[Stored records]
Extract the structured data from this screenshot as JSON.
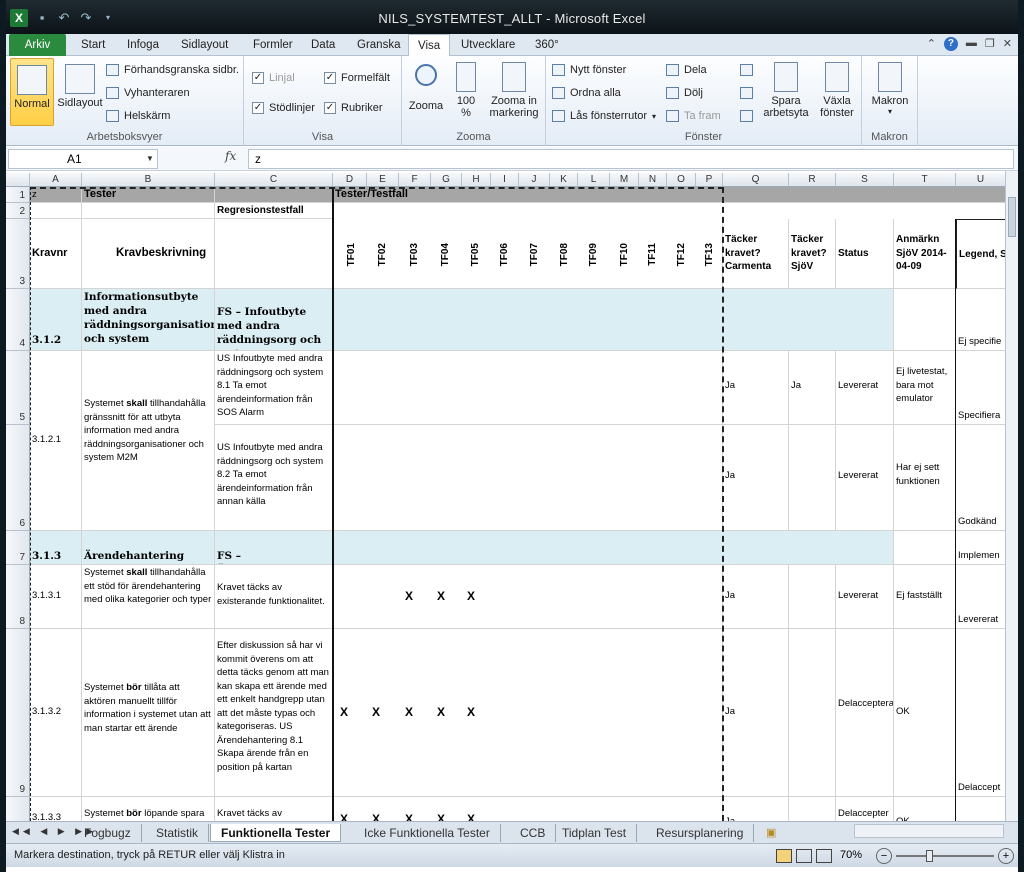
{
  "app": {
    "window_title": "NILS_SYSTEMTEST_ALLT - Microsoft Excel",
    "icon": "excel-icon"
  },
  "ribbon_tabs": [
    "Arkiv",
    "Start",
    "Infoga",
    "Sidlayout",
    "Formler",
    "Data",
    "Granska",
    "Visa",
    "Utvecklare",
    "360°"
  ],
  "active_tab": "Visa",
  "ribbon": {
    "arbetsboksvyer": {
      "label": "Arbetsboksvyer",
      "normal": "Normal",
      "sidlayout": "Sidlayout",
      "forhandsgranska": "Förhandsgranska sidbr.",
      "vyhanteraren": "Vyhanteraren",
      "helskarm": "Helskärm"
    },
    "visa": {
      "label": "Visa",
      "linjal": "Linjal",
      "stodlinjer": "Stödlinjer",
      "formelfalt": "Formelfält",
      "rubriker": "Rubriker"
    },
    "zooma": {
      "label": "Zooma",
      "zooma": "Zooma",
      "hundra_line1": "100",
      "hundra_line2": "%",
      "markering_line1": "Zooma in",
      "markering_line2": "markering"
    },
    "fonster": {
      "label": "Fönster",
      "nytt": "Nytt fönster",
      "ordna": "Ordna alla",
      "las": "Lås fönsterrutor",
      "dela": "Dela",
      "dolj": "Dölj",
      "ta_fram": "Ta fram",
      "spara_line1": "Spara",
      "spara_line2": "arbetsyta",
      "vaxla_line1": "Växla",
      "vaxla_line2": "fönster"
    },
    "makron": {
      "label": "Makron",
      "makron": "Makron"
    }
  },
  "formula_bar": {
    "name_box": "A1",
    "fx": "fx",
    "content": "z"
  },
  "columns": [
    "A",
    "B",
    "C",
    "D",
    "E",
    "F",
    "G",
    "H",
    "I",
    "J",
    "K",
    "L",
    "M",
    "N",
    "O",
    "P",
    "Q",
    "R",
    "S",
    "T",
    "U"
  ],
  "rows": [
    "1",
    "2",
    "3",
    "4",
    "5",
    "6",
    "7",
    "8",
    "9"
  ],
  "sheet": {
    "r1_a": "z",
    "r1_b": "Tester",
    "r1_d": "Tester/Testfall",
    "r2_c": "Regresionstestfall",
    "r3_a": "Kravnr",
    "r3_b": "Kravbeskrivning",
    "tf": [
      "TF01",
      "TF02",
      "TF03",
      "TF04",
      "TF05",
      "TF06",
      "TF07",
      "TF08",
      "TF09",
      "TF10",
      "TF11",
      "TF12",
      "TF13"
    ],
    "r3_q": "Täcker kravet? Carmenta",
    "r3_r": "Täcker kravet? SjöV",
    "r3_s": "Status",
    "r3_t": "Anmärkn SjöV 2014-04-09",
    "r3_u": "Legend, S",
    "r4_a": "3.1.2",
    "r4_b": "Informationsutbyte med andra räddningsorganisationer och system",
    "r4_c": "FS – Infoutbyte med andra räddningsorg och system",
    "r4_u": "Ej specifie",
    "r5_a": "3.1.2.1",
    "r5_b_pre": "Systemet ",
    "r5_b_bold": "skall",
    "r5_b_post": " tillhandahålla gränssnitt för att utbyta information med andra räddningsorganisationer och system M2M",
    "r5_c": "US Infoutbyte med andra räddningsorg och system 8.1 Ta emot ärendeinformation från SOS Alarm",
    "r5_q": "Ja",
    "r5_r": "Ja",
    "r5_s": "Levererat",
    "r5_t": "Ej livetestat, bara mot emulator",
    "r5_u": "Specifiera",
    "r6_c": "US Infoutbyte med andra räddningsorg och system 8.2 Ta emot ärendeinformation från annan källa",
    "r6_q": "Ja",
    "r6_s": "Levererat",
    "r6_t": "Har ej sett funktionen",
    "r6_u": "Godkänd",
    "r7_a": "3.1.3",
    "r7_b": "Ärendehantering",
    "r7_c": "FS – Ärendehantering",
    "r7_u": "Implemen",
    "r8_a": "3.1.3.1",
    "r8_b_pre": "Systemet ",
    "r8_b_bold": "skall",
    "r8_b_post": " tillhandahålla ett stöd för ärendehantering med olika kategorier och typer",
    "r8_c": "Kravet täcks av existerande funktionalitet.",
    "r8_x": "X",
    "r8_q": "Ja",
    "r8_s": "Levererat",
    "r8_t": "Ej fastställt",
    "r8_u": "Levererat",
    "r9_a": "3.1.3.2",
    "r9_b_pre": "Systemet ",
    "r9_b_bold": "bör",
    "r9_b_post": " tillåta att aktören manuellt tillför information i systemet utan att man startar ett ärende",
    "r9_c": "Efter diskussion så har vi kommit överens om att detta täcks genom att man kan skapa ett ärende med ett enkelt handgrepp utan att det måste typas och kategoriseras. US Ärendehantering 8.1 Skapa ärende från en position på kartan",
    "r9_q": "Ja",
    "r9_s": "Delaccepterat",
    "r9_t": "OK",
    "r9_u": "Delaccept",
    "r10_a": "3.1.3.3",
    "r10_b_pre": "Systemet ",
    "r10_b_bold": "bör",
    "r10_b_post": " löpande spara",
    "r10_c": "Kravet täcks av",
    "r10_q": "Ja",
    "r10_s": "Delaccepter",
    "r10_t": "OK"
  },
  "sheet_tabs": [
    "Fogbugz",
    "Statistik",
    "Funktionella Tester",
    "Icke Funktionella Tester",
    "CCB",
    "Tidplan Test",
    "Resursplanering"
  ],
  "active_sheet": "Funktionella Tester",
  "status": {
    "text": "Markera destination, tryck på RETUR eller välj Klistra in",
    "zoom": "70%"
  }
}
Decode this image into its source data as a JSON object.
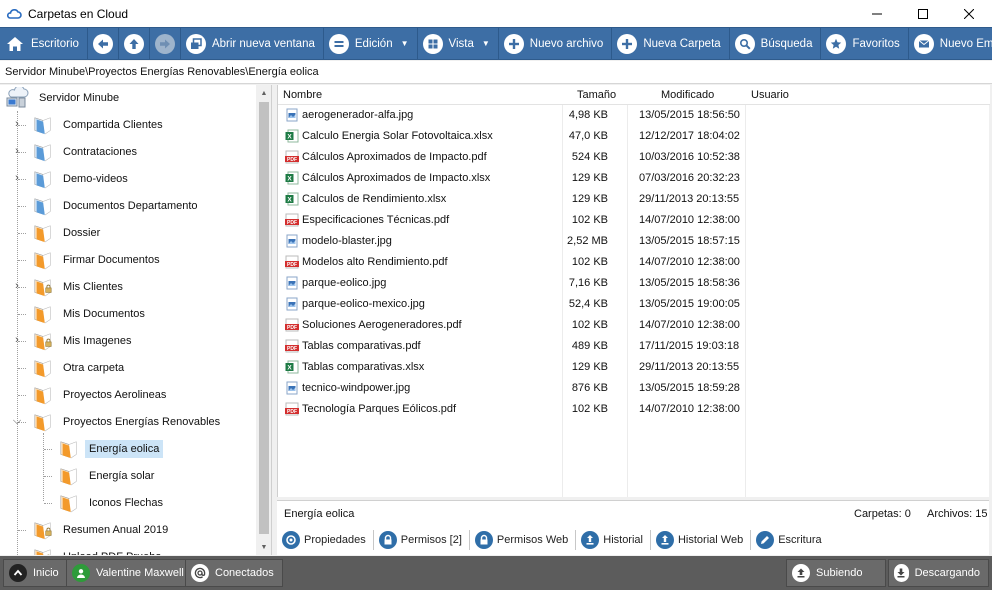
{
  "window": {
    "title": "Carpetas en Cloud"
  },
  "toolbar": {
    "escritorio": "Escritorio",
    "abrir_nueva_ventana": "Abrir nueva ventana",
    "edicion": "Edición",
    "vista": "Vista",
    "nuevo_archivo": "Nuevo archivo",
    "nueva_carpeta": "Nueva Carpeta",
    "busqueda": "Búsqueda",
    "favoritos": "Favoritos",
    "nuevo_email": "Nuevo Email"
  },
  "path": "Servidor Minube\\Proyectos Energías Renovables\\Energía eolica",
  "tree": {
    "root": "Servidor Minube",
    "items": [
      {
        "label": "Compartida Clientes"
      },
      {
        "label": "Contrataciones"
      },
      {
        "label": "Demo-videos"
      },
      {
        "label": "Documentos Departamento"
      },
      {
        "label": "Dossier"
      },
      {
        "label": "Firmar Documentos"
      },
      {
        "label": "Mis Clientes"
      },
      {
        "label": "Mis Documentos"
      },
      {
        "label": "Mis Imagenes"
      },
      {
        "label": "Otra carpeta"
      },
      {
        "label": "Proyectos Aerolineas"
      },
      {
        "label": "Proyectos Energías Renovables"
      },
      {
        "label": "Energía eolica"
      },
      {
        "label": "Energía solar"
      },
      {
        "label": "Iconos Flechas"
      },
      {
        "label": "Resumen Anual 2019"
      },
      {
        "label": "Upload PDF Prueba"
      }
    ]
  },
  "filelist": {
    "headers": {
      "name": "Nombre",
      "size": "Tamaño",
      "modified": "Modificado",
      "user": "Usuario"
    },
    "rows": [
      {
        "name": "aerogenerador-alfa.jpg",
        "size": "4,98 KB",
        "modified": "13/05/2015 18:56:50",
        "type": "jpg"
      },
      {
        "name": "Calculo Energia Solar Fotovoltaica.xlsx",
        "size": "47,0 KB",
        "modified": "12/12/2017 18:04:02",
        "type": "xlsx"
      },
      {
        "name": "Cálculos Aproximados de Impacto.pdf",
        "size": "524 KB",
        "modified": "10/03/2016 10:52:38",
        "type": "pdf"
      },
      {
        "name": "Cálculos Aproximados de Impacto.xlsx",
        "size": "129 KB",
        "modified": "07/03/2016 20:32:23",
        "type": "xlsx"
      },
      {
        "name": "Calculos de Rendimiento.xlsx",
        "size": "129 KB",
        "modified": "29/11/2013 20:13:55",
        "type": "xlsx"
      },
      {
        "name": "Especificaciones Técnicas.pdf",
        "size": "102 KB",
        "modified": "14/07/2010 12:38:00",
        "type": "pdf"
      },
      {
        "name": "modelo-blaster.jpg",
        "size": "2,52 MB",
        "modified": "13/05/2015 18:57:15",
        "type": "jpg"
      },
      {
        "name": "Modelos alto Rendimiento.pdf",
        "size": "102 KB",
        "modified": "14/07/2010 12:38:00",
        "type": "pdf"
      },
      {
        "name": "parque-eolico.jpg",
        "size": "7,16 KB",
        "modified": "13/05/2015 18:58:36",
        "type": "jpg"
      },
      {
        "name": "parque-eolico-mexico.jpg",
        "size": "52,4 KB",
        "modified": "13/05/2015 19:00:05",
        "type": "jpg"
      },
      {
        "name": "Soluciones Aerogeneradores.pdf",
        "size": "102 KB",
        "modified": "14/07/2010 12:38:00",
        "type": "pdf"
      },
      {
        "name": "Tablas comparativas.pdf",
        "size": "489 KB",
        "modified": "17/11/2015 19:03:18",
        "type": "pdf"
      },
      {
        "name": "Tablas comparativas.xlsx",
        "size": "129 KB",
        "modified": "29/11/2013 20:13:55",
        "type": "xlsx"
      },
      {
        "name": "tecnico-windpower.jpg",
        "size": "876 KB",
        "modified": "13/05/2015 18:59:28",
        "type": "jpg"
      },
      {
        "name": "Tecnología Parques Eólicos.pdf",
        "size": "102 KB",
        "modified": "14/07/2010 12:38:00",
        "type": "pdf"
      }
    ]
  },
  "infobar": {
    "folder": "Energía eolica",
    "carpetas": "Carpetas: 0",
    "archivos": "Archivos: 15"
  },
  "tabs": {
    "propiedades": "Propiedades",
    "permisos": "Permisos [2]",
    "permisos_web": "Permisos Web",
    "historial": "Historial",
    "historial_web": "Historial Web",
    "escritura": "Escritura"
  },
  "statusbar": {
    "inicio": "Inicio",
    "user": "Valentine Maxwell",
    "conectados": "Conectados",
    "subiendo": "Subiendo",
    "descargando": "Descargando"
  },
  "colors": {
    "toolbar": "#3d6ea5",
    "statusbar": "#5c5c5c",
    "selection": "#cce4f7",
    "pdf": "#d32f2f",
    "xlsx": "#1e7b45",
    "jpg": "#3a73b8"
  }
}
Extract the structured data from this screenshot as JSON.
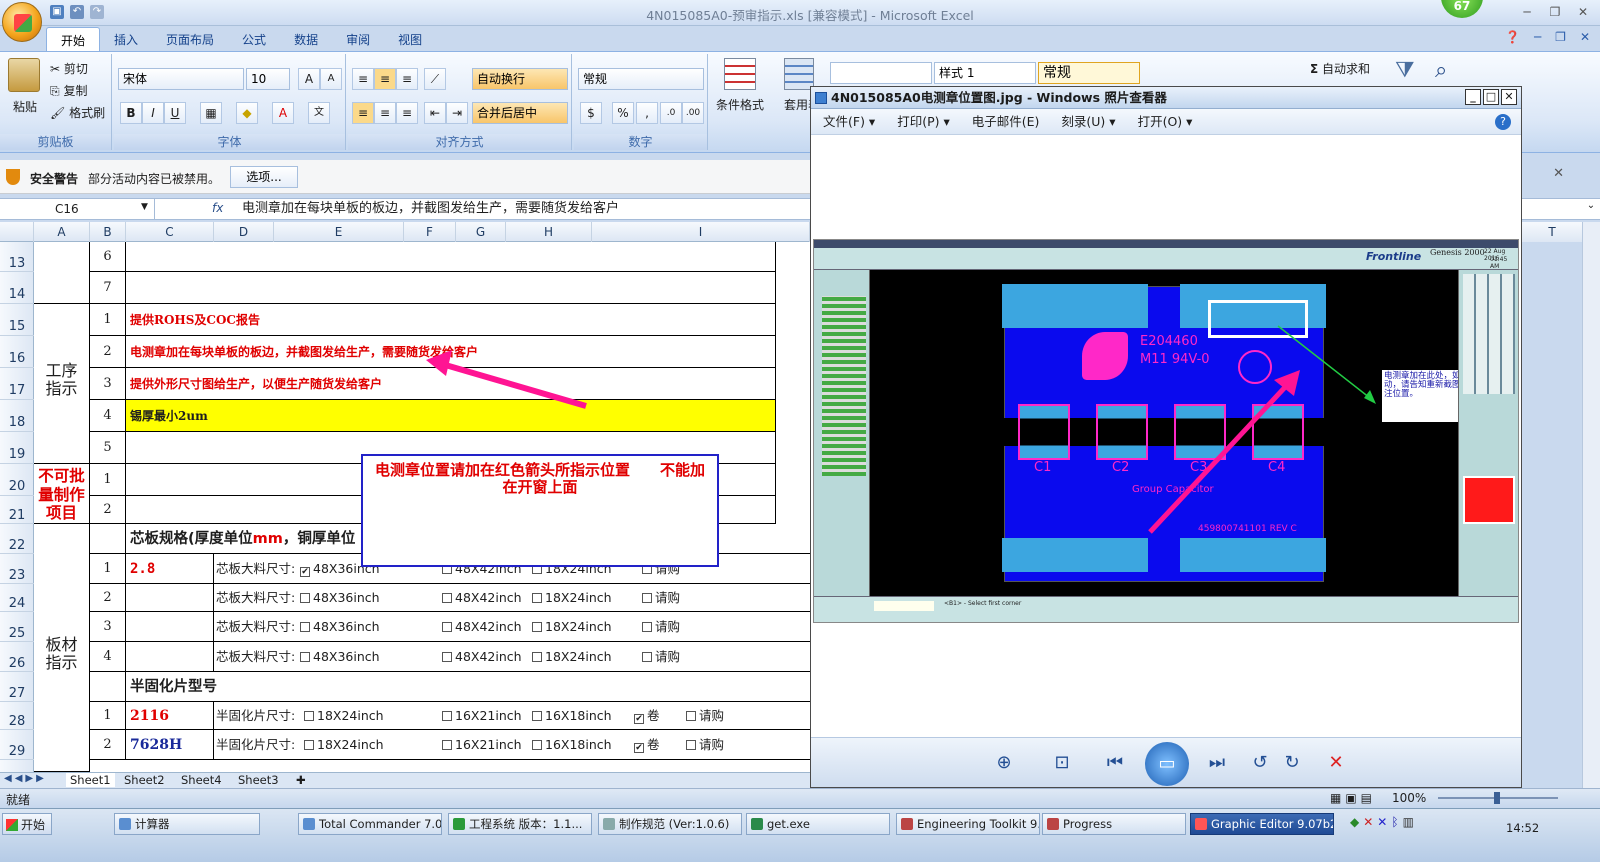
{
  "window": {
    "title": "4N015085A0-预审指示.xls  [兼容模式] - Microsoft Excel",
    "badge": "67"
  },
  "ribbon": {
    "tabs": [
      "开始",
      "插入",
      "页面布局",
      "公式",
      "数据",
      "审阅",
      "视图"
    ],
    "clipboard": {
      "paste": "粘贴",
      "cut": "剪切",
      "copy": "复制",
      "format_painter": "格式刷",
      "label": "剪贴板"
    },
    "font": {
      "name": "宋体",
      "size": "10",
      "label": "字体"
    },
    "alignment": {
      "wrap": "自动换行",
      "merge": "合并后居中",
      "label": "对齐方式"
    },
    "number": {
      "format": "常规",
      "label": "数字"
    },
    "styles": {
      "conditional": "条件格式",
      "table": "套用表格格",
      "style_name": "样式 1",
      "style_value": "常规"
    },
    "editing": {
      "autosum": "自动求和"
    }
  },
  "security": {
    "title": "安全警告",
    "message": "部分活动内容已被禁用。",
    "options_button": "选项..."
  },
  "formula_bar": {
    "name_box": "C16",
    "fx": "fx",
    "content": "电测章加在每块单板的板边，并截图发给生产，需要随货发给客户"
  },
  "columns": [
    "A",
    "B",
    "C",
    "D",
    "E",
    "F",
    "G",
    "H",
    "I"
  ],
  "extra_column": "T",
  "rows": [
    "13",
    "14",
    "15",
    "16",
    "17",
    "18",
    "19",
    "20",
    "21",
    "22",
    "23",
    "24",
    "25",
    "26",
    "27",
    "28",
    "29"
  ],
  "sheet": {
    "group_process": "工序\n指示",
    "group_no_batch": "不可批\n量制作\n项目",
    "group_board": "板材\n指示",
    "nums": [
      "6",
      "7",
      "1",
      "2",
      "3",
      "4",
      "5",
      "1",
      "2"
    ],
    "process_items": [
      "提供ROHS及COC报告",
      "电测章加在每块单板的板边，并截图发给生产，需要随货发给客户",
      "提供外形尺寸图给生产，以便生产随货发给客户",
      "锡厚最小2um"
    ],
    "core_header": "芯板规格(厚度单位mm，铜厚单位",
    "core_header_mm": "mm",
    "core_rows": [
      {
        "n": "1",
        "val": "2.8",
        "label": "芯板大料尺寸:",
        "o1": "48X36inch",
        "o2": "48X42inch",
        "o3": "18X24inch",
        "o4": "请购",
        "checked": true
      },
      {
        "n": "2",
        "val": "",
        "label": "芯板大料尺寸:",
        "o1": "48X36inch",
        "o2": "48X42inch",
        "o3": "18X24inch",
        "o4": "请购",
        "checked": false
      },
      {
        "n": "3",
        "val": "",
        "label": "芯板大料尺寸:",
        "o1": "48X36inch",
        "o2": "48X42inch",
        "o3": "18X24inch",
        "o4": "请购",
        "checked": false
      },
      {
        "n": "4",
        "val": "",
        "label": "芯板大料尺寸:",
        "o1": "48X36inch",
        "o2": "48X42inch",
        "o3": "18X24inch",
        "o4": "请购",
        "checked": false
      }
    ],
    "prepreg_header": "半固化片型号",
    "prepreg_rows": [
      {
        "n": "1",
        "val": "2116",
        "label": "半固化片尺寸:",
        "o1": "18X24inch",
        "o2": "16X21inch",
        "o3": "16X18inch",
        "o4": "卷",
        "o5": "请购"
      },
      {
        "n": "2",
        "val": "7628H",
        "label": "半固化片尺寸:",
        "o1": "18X24inch",
        "o2": "16X21inch",
        "o3": "16X18inch",
        "o4": "卷",
        "o5": "请购"
      }
    ],
    "note": "电测章位置请加在红色箭头所指示位置　　不能加在开窗上面"
  },
  "sheet_tabs": [
    "Sheet1",
    "Sheet2",
    "Sheet4",
    "Sheet3"
  ],
  "status": {
    "ready": "就绪",
    "zoom": "100%"
  },
  "viewer": {
    "title": "4N015085A0电测章位置图.jpg - Windows 照片查看器",
    "menu": [
      "文件(F)",
      "打印(P)",
      "电子邮件(E)",
      "刻录(U)",
      "打开(O)"
    ],
    "image": {
      "brand": "Frontline",
      "product": "Genesis 2000",
      "date": "22 Aug 2016",
      "time": "01:45 AM",
      "marking_code": "E204460",
      "marking_grade": "M11 94V-0",
      "pads": [
        "C1",
        "C2",
        "C3",
        "C4"
      ],
      "group_label": "Group Capacitor",
      "serial": "459800741101 REV C",
      "annotation": "电测章加在此处，如需改动，请告知重新截图，标注位置。",
      "statusline": "<B1> - Select first corner"
    }
  },
  "taskbar": {
    "start": "开始",
    "tasks": [
      "计算器",
      "Total Commander 7.0 ...",
      "工程系统  版本：1.1...",
      "制作规范 (Ver:1.0.6)",
      "get.exe",
      "Engineering Toolkit 9.0...",
      "Progress",
      "Graphic Editor 9.07b2 ..."
    ],
    "clock": "14:52"
  }
}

What is needed: Only lines with the word "Historial" are wanted; pull each of them from the records.

Written response:
    "historial": "Historial",
    "historial_web": "Historial Web",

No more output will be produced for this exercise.